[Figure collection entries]
** Start **
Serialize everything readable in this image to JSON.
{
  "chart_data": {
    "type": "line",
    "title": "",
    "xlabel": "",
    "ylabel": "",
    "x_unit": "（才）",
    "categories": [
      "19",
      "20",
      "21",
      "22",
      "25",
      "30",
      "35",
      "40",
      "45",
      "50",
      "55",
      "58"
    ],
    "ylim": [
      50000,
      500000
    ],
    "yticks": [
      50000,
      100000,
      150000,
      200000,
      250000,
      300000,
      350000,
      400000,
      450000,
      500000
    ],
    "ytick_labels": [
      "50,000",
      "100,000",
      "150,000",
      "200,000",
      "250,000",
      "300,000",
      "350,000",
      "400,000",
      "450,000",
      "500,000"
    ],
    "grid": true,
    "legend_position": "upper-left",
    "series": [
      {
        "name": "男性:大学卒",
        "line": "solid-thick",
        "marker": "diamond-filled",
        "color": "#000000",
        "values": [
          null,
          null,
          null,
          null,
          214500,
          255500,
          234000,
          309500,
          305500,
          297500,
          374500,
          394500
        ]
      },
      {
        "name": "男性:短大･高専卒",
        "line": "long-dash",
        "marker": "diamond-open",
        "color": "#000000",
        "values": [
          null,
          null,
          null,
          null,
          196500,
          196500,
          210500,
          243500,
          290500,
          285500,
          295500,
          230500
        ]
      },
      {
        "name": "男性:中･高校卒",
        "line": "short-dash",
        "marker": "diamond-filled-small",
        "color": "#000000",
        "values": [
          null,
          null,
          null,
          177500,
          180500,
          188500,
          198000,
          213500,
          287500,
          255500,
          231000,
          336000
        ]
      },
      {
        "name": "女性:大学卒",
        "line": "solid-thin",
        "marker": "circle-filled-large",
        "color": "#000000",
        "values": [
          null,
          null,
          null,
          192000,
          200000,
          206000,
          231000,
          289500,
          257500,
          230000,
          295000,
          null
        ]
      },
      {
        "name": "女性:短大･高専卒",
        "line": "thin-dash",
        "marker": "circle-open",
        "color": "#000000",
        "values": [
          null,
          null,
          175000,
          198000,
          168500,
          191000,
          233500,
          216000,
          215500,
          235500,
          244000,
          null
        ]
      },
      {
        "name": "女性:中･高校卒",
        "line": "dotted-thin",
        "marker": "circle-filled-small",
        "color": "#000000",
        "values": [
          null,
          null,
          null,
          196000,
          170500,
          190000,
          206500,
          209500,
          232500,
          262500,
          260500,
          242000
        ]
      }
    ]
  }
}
** End **
-- PROBLEM REQUIREMENTS --
Lines that hold "open" are the ones to copy; find all of them.

-- CORRECT RESPONSE --
        "marker": "diamond-open",
        "marker": "circle-open",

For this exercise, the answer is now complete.